• EXTRACTED DATA:
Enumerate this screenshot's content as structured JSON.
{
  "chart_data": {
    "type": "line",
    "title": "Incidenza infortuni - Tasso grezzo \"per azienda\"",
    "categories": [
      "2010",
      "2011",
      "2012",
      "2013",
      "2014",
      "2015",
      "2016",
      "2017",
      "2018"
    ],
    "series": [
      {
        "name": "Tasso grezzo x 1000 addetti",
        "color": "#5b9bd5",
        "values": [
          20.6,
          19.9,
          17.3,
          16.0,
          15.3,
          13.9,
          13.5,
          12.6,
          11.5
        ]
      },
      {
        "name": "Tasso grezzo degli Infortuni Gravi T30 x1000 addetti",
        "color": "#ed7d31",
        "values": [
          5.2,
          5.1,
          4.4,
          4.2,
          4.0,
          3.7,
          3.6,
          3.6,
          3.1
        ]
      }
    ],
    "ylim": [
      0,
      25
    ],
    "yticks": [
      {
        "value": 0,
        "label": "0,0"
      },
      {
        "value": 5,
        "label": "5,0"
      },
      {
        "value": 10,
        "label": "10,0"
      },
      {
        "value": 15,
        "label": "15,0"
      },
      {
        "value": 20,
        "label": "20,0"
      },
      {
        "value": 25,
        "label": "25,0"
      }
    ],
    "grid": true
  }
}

• YOUR OBJECTIVE:
Write out the records shown above, exactly as they appear.

• SOLUTION FOR THIS PROBLEM:
Enumerate this screenshot's content as structured JSON.
{
  "chart_data": {
    "type": "line",
    "title": "Incidenza infortuni - Tasso grezzo \"per azienda\"",
    "categories": [
      "2010",
      "2011",
      "2012",
      "2013",
      "2014",
      "2015",
      "2016",
      "2017",
      "2018"
    ],
    "series": [
      {
        "name": "Tasso grezzo x 1000 addetti",
        "color": "#5b9bd5",
        "values": [
          20.6,
          19.9,
          17.3,
          16.0,
          15.3,
          13.9,
          13.5,
          12.6,
          11.5
        ]
      },
      {
        "name": "Tasso grezzo degli Infortuni Gravi T30 x1000 addetti",
        "color": "#ed7d31",
        "values": [
          5.2,
          5.1,
          4.4,
          4.2,
          4.0,
          3.7,
          3.6,
          3.6,
          3.1
        ]
      }
    ],
    "ylim": [
      0,
      25
    ],
    "yticks": [
      {
        "value": 0,
        "label": "0,0"
      },
      {
        "value": 5,
        "label": "5,0"
      },
      {
        "value": 10,
        "label": "10,0"
      },
      {
        "value": 15,
        "label": "15,0"
      },
      {
        "value": 20,
        "label": "20,0"
      },
      {
        "value": 25,
        "label": "25,0"
      }
    ],
    "grid": true
  }
}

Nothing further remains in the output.